PROBLEM TO WORK ON. Print all entries precisely as they are written.

[Part of a data file]
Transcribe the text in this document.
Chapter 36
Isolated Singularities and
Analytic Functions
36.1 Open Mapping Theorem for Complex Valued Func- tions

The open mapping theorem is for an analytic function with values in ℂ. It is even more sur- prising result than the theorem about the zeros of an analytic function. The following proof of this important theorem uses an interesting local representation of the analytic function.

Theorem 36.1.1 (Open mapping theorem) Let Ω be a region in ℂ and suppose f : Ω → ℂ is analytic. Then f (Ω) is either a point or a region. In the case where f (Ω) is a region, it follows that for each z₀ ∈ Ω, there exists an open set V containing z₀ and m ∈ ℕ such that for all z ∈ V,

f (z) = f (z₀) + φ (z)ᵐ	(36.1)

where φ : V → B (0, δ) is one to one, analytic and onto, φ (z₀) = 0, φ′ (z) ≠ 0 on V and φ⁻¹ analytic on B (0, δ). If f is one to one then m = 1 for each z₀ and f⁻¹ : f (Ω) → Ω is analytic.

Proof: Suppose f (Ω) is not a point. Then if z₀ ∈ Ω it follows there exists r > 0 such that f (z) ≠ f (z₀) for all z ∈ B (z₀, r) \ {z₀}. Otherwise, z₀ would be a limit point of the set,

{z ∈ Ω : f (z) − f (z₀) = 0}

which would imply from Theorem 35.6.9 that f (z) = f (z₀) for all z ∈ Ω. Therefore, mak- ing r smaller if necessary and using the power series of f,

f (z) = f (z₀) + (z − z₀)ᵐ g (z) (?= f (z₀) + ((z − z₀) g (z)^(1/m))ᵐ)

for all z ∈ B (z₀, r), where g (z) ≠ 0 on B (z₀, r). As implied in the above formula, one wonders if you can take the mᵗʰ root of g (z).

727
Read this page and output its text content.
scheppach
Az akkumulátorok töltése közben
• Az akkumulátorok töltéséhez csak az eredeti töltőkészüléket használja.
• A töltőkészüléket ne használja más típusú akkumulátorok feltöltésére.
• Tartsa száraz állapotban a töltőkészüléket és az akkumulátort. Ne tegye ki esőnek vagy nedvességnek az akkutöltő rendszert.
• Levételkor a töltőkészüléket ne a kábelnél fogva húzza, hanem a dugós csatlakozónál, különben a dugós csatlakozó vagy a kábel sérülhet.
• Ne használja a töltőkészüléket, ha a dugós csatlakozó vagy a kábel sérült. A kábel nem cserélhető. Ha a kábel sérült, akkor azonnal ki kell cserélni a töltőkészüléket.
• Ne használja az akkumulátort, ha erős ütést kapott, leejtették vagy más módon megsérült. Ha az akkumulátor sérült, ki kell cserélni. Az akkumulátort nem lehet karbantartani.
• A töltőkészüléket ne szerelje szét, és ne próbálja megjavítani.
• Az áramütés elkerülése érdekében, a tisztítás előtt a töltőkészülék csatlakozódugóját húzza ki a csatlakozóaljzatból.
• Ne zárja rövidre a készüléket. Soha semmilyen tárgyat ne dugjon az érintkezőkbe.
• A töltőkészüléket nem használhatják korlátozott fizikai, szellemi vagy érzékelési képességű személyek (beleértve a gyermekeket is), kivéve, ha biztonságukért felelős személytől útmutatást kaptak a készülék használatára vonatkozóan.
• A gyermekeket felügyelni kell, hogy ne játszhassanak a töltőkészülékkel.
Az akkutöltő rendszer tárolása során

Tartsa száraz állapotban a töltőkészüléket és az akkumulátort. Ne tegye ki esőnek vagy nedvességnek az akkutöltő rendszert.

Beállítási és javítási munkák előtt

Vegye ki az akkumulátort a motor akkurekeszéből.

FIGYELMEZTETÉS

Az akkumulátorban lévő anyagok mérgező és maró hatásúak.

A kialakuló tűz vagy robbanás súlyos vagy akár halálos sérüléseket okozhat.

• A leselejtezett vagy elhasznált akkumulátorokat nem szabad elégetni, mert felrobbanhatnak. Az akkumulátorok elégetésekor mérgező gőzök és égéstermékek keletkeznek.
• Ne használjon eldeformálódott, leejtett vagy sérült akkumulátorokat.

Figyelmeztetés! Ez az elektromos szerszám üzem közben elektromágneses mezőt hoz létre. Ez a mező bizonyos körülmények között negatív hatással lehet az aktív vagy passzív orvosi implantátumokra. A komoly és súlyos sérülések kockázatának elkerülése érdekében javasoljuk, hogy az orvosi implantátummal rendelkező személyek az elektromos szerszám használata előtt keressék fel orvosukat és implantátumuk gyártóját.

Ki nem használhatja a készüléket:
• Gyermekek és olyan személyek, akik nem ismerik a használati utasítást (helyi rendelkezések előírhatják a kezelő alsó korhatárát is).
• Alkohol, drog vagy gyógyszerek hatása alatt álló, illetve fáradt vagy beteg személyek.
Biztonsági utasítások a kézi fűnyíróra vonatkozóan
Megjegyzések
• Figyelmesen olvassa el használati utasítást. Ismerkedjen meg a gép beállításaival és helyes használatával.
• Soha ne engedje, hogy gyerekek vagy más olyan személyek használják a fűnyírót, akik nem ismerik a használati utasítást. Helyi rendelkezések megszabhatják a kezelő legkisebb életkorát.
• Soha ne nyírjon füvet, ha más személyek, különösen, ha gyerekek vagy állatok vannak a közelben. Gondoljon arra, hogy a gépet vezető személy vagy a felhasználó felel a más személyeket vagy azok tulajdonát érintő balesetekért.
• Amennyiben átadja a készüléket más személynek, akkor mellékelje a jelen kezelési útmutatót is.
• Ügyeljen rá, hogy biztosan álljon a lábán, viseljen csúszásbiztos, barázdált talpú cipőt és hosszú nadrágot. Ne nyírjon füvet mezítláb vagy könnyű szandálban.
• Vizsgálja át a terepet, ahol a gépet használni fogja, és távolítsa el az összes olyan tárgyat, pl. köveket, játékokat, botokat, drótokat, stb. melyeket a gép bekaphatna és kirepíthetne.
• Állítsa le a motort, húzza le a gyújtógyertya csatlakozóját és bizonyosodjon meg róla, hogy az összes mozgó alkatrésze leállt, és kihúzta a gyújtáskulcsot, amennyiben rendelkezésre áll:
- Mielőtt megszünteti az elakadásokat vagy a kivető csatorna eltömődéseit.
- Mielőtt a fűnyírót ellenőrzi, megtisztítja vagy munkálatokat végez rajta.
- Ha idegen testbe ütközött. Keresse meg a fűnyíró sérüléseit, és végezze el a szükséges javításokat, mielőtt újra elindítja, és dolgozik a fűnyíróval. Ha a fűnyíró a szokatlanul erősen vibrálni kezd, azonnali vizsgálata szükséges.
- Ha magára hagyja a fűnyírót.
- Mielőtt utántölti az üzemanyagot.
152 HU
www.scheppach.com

TASK SOLUTION.
Transcribe the text in this document.
Chapter 36
Isolated Singularities and
Analytic Functions
36.1 Open Mapping Theorem for Complex Valued Func- tions

The open mapping theorem is for an analytic function with values in ℂ. It is even more sur- prising result than the theorem about the zeros of an analytic function. The following proof of this important theorem uses an interesting local representation of the analytic function.

Theorem 36.1.1 (Open mapping theorem) Let Ω be a region in ℂ and suppose f : Ω → ℂ is analytic. Then f (Ω) is either a point or a region. In the case where f (Ω) is a region, it follows that for each z₀ ∈ Ω, there exists an open set V containing z₀ and m ∈ ℕ such that for all z ∈ V,

f (z) = f (z₀) + φ (z)ᵐ	(36.1)

where φ : V → B (0, δ) is one to one, analytic and onto, φ (z₀) = 0, φ′ (z) ≠ 0 on V and φ⁻¹ analytic on B (0, δ). If f is one to one then m = 1 for each z₀ and f⁻¹ : f (Ω) → Ω is analytic.

Proof: Suppose f (Ω) is not a point. Then if z₀ ∈ Ω it follows there exists r > 0 such that f (z) ≠ f (z₀) for all z ∈ B (z₀, r) \ {z₀}. Otherwise, z₀ would be a limit point of the set,

{z ∈ Ω : f (z) − f (z₀) = 0}

which would imply from Theorem 35.6.9 that f (z) = f (z₀) for all z ∈ Ω. Therefore, mak- ing r smaller if necessary and using the power series of f,

f (z) = f (z₀) + (z − z₀)ᵐ g (z) (?= f (z₀) + ((z − z₀) g (z)^(1/m))ᵐ)

for all z ∈ B (z₀, r), where g (z) ≠ 0 on B (z₀, r). As implied in the above formula, one wonders if you can take the mᵗʰ root of g (z).

727
Read this page and output its text content.
scheppach
Az akkumulátorok töltése közben
• Az akkumulátorok töltéséhez csak az eredeti töltőkészüléket használja.
• A töltőkészüléket ne használja más típusú akkumulátorok feltöltésére.
• Tartsa száraz állapotban a töltőkészüléket és az akkumulátort. Ne tegye ki esőnek vagy nedvességnek az akkutöltő rendszert.
• Levételkor a töltőkészüléket ne a kábelnél fogva húzza, hanem a dugós csatlakozónál, különben a dugós csatlakozó vagy a kábel sérülhet.
• Ne használja a töltőkészüléket, ha a dugós csatlakozó vagy a kábel sérült. A kábel nem cserélhető. Ha a kábel sérült, akkor azonnal ki kell cserélni a töltőkészüléket.
• Ne használja az akkumulátort, ha erős ütést kapott, leejtették vagy más módon megsérült. Ha az akkumulátor sérült, ki kell cserélni. Az akkumulátort nem lehet karbantartani.
• A töltőkészüléket ne szerelje szét, és ne próbálja megjavítani.
• Az áramütés elkerülése érdekében, a tisztítás előtt a töltőkészülék csatlakozódugóját húzza ki a csatlakozóaljzatból.
• Ne zárja rövidre a készüléket. Soha semmilyen tárgyat ne dugjon az érintkezőkbe.
• A töltőkészüléket nem használhatják korlátozott fizikai, szellemi vagy érzékelési képességű személyek (beleértve a gyermekeket is), kivéve, ha biztonságukért felelős személytől útmutatást kaptak a készülék használatára vonatkozóan.
• A gyermekeket felügyelni kell, hogy ne játszhassanak a töltőkészülékkel.
Az akkutöltő rendszer tárolása során

Tartsa száraz állapotban a töltőkészüléket és az akkumulátort. Ne tegye ki esőnek vagy nedvességnek az akkutöltő rendszert.

Beállítási és javítási munkák előtt

Vegye ki az akkumulátort a motor akkurekeszéből.

FIGYELMEZTETÉS

Az akkumulátorban lévő anyagok mérgező és maró hatásúak.

A kialakuló tűz vagy robbanás súlyos vagy akár halálos sérüléseket okozhat.

• A leselejtezett vagy elhasznált akkumulátorokat nem szabad elégetni, mert felrobbanhatnak. Az akkumulátorok elégetésekor mérgező gőzök és égéstermékek keletkeznek.
• Ne használjon eldeformálódott, leejtett vagy sérült akkumulátorokat.

Figyelmeztetés! Ez az elektromos szerszám üzem közben elektromágneses mezőt hoz létre. Ez a mező bizonyos körülmények között negatív hatással lehet az aktív vagy passzív orvosi implantátumokra. A komoly és súlyos sérülések kockázatának elkerülése érdekében javasoljuk, hogy az orvosi implantátummal rendelkező személyek az elektromos szerszám használata előtt keressék fel orvosukat és implantátumuk gyártóját.

Ki nem használhatja a készüléket:
• Gyermekek és olyan személyek, akik nem ismerik a használati utasítást (helyi rendelkezések előírhatják a kezelő alsó korhatárát is).
• Alkohol, drog vagy gyógyszerek hatása alatt álló, illetve fáradt vagy beteg személyek.
Biztonsági utasítások a kézi fűnyíróra vonatkozóan
Megjegyzések
• Figyelmesen olvassa el használati utasítást. Ismerkedjen meg a gép beállításaival és helyes használatával.
• Soha ne engedje, hogy gyerekek vagy más olyan személyek használják a fűnyírót, akik nem ismerik a használati utasítást. Helyi rendelkezések megszabhatják a kezelő legkisebb életkorát.
• Soha ne nyírjon füvet, ha más személyek, különösen, ha gyerekek vagy állatok vannak a közelben. Gondoljon arra, hogy a gépet vezető személy vagy a felhasználó felel a más személyeket vagy azok tulajdonát érintő balesetekért.
• Amennyiben átadja a készüléket más személynek, akkor mellékelje a jelen kezelési útmutatót is.
• Ügyeljen rá, hogy biztosan álljon a lábán, viseljen csúszásbiztos, barázdált talpú cipőt és hosszú nadrágot. Ne nyírjon füvet mezítláb vagy könnyű szandálban.
• Vizsgálja át a terepet, ahol a gépet használni fogja, és távolítsa el az összes olyan tárgyat, pl. köveket, játékokat, botokat, drótokat, stb. melyeket a gép bekaphatna és kirepíthetne.
• Állítsa le a motort, húzza le a gyújtógyertya csatlakozóját és bizonyosodjon meg róla, hogy az összes mozgó alkatrésze leállt, és kihúzta a gyújtáskulcsot, amennyiben rendelkezésre áll:
- Mielőtt megszünteti az elakadásokat vagy a kivető csatorna eltömődéseit.
- Mielőtt a fűnyírót ellenőrzi, megtisztítja vagy munkálatokat végez rajta.
- Ha idegen testbe ütközött. Keresse meg a fűnyíró sérüléseit, és végezze el a szükséges javításokat, mielőtt újra elindítja, és dolgozik a fűnyíróval. Ha a fűnyíró a szokatlanul erősen vibrálni kezd, azonnali vizsgálata szükséges.
- Ha magára hagyja a fűnyírót.
- Mielőtt utántölti az üzemanyagot.
152 HU
www.scheppach.com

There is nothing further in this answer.